• [What you have to do] Look over the lines below. Report each one that includes the string "rating".

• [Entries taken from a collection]
···

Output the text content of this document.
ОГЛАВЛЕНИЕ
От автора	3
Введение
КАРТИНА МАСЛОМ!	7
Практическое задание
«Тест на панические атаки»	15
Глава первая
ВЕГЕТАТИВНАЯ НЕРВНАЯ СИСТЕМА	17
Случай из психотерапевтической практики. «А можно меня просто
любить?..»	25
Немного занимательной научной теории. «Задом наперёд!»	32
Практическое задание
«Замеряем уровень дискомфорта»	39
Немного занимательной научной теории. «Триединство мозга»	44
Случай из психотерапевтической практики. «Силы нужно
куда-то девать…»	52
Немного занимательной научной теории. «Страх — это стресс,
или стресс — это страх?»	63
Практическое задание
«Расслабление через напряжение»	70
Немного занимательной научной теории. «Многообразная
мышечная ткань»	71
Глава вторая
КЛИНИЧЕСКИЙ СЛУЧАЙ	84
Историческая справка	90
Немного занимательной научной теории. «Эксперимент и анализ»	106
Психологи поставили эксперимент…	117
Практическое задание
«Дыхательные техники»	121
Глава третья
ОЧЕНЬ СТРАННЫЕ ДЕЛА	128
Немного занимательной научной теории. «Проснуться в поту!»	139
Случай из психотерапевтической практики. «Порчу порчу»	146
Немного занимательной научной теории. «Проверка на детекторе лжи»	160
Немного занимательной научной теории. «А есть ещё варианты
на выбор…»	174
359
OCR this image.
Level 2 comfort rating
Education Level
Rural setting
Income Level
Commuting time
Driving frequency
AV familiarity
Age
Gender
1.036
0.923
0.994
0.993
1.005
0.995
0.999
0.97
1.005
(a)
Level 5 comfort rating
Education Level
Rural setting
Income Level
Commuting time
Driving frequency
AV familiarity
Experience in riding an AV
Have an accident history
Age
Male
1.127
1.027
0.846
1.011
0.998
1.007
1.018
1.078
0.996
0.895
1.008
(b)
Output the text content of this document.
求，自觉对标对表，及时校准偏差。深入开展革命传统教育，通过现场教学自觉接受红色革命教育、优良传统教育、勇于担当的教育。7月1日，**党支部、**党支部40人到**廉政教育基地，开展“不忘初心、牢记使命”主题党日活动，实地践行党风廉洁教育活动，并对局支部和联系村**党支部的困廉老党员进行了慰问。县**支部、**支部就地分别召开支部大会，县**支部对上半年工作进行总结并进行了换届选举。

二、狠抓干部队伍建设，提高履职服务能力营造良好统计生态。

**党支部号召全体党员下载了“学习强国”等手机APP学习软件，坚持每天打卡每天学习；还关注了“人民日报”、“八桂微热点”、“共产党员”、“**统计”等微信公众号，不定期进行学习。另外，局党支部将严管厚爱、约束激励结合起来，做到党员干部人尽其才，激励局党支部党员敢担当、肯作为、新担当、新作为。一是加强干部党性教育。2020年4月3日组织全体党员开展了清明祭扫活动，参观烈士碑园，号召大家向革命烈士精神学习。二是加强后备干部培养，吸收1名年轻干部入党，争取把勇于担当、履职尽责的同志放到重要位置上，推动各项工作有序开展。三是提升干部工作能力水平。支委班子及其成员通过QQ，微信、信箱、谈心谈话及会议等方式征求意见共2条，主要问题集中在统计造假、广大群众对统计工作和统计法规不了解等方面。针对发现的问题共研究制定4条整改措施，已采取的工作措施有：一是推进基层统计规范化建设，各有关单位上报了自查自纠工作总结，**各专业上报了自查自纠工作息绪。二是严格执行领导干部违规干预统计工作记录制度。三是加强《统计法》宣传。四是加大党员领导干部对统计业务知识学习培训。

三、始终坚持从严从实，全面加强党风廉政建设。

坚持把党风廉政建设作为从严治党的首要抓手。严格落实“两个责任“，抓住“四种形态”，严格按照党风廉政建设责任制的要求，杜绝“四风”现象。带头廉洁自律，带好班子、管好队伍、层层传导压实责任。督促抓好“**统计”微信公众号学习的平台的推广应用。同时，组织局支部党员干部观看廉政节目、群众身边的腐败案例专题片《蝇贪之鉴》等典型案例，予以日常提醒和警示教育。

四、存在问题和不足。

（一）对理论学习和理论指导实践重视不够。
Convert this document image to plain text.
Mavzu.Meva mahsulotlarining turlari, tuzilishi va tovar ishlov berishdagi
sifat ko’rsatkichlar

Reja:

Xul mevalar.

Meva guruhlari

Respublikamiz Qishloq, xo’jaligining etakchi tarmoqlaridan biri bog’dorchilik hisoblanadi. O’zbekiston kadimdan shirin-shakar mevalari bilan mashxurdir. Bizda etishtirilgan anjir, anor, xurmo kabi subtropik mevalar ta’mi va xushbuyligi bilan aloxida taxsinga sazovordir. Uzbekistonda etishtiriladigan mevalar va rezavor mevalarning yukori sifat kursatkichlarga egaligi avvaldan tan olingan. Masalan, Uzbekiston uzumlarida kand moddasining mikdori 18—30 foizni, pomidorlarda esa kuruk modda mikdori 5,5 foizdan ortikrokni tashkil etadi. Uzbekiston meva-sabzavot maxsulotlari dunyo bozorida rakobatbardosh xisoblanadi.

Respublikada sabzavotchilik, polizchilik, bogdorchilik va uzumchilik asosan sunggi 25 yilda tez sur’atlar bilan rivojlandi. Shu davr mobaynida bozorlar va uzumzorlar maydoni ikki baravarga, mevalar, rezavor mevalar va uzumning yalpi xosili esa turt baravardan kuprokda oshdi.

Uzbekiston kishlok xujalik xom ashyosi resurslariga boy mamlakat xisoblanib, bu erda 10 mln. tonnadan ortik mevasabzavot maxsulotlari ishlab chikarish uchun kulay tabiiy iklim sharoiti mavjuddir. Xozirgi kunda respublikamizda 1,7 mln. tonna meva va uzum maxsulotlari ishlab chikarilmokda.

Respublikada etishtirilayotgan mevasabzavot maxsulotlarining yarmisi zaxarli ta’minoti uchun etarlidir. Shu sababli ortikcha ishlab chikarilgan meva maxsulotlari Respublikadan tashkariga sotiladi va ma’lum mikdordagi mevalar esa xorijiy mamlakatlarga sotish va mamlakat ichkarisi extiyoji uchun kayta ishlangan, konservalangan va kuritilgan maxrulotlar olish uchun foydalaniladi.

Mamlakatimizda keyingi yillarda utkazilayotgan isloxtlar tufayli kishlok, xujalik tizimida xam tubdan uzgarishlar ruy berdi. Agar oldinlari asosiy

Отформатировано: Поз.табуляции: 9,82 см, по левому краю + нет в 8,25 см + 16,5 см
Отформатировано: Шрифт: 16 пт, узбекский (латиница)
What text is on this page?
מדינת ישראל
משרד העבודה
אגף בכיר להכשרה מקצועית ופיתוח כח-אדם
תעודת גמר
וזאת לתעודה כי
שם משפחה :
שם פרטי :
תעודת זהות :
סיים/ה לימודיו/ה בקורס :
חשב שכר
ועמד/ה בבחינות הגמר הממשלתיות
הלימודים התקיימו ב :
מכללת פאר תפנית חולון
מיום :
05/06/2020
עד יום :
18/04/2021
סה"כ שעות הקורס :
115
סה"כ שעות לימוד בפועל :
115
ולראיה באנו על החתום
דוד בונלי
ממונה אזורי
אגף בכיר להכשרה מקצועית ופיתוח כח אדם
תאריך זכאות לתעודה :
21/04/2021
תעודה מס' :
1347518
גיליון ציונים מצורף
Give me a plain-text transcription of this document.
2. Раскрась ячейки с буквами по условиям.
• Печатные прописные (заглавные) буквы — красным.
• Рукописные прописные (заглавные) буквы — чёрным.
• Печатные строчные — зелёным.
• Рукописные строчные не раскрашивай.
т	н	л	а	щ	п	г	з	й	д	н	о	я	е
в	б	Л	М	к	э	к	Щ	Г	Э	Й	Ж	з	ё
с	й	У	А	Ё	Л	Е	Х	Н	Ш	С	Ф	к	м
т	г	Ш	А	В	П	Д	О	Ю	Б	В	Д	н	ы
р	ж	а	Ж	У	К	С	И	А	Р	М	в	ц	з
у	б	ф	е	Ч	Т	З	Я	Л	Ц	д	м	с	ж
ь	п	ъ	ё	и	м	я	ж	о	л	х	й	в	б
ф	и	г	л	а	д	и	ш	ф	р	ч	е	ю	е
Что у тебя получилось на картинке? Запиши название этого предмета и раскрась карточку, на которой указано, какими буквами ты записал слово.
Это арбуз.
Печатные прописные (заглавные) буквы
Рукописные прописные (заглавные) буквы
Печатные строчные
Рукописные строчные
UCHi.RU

···

• [Exercise output]
Level 2 comfort rating
Level 5 comfort rating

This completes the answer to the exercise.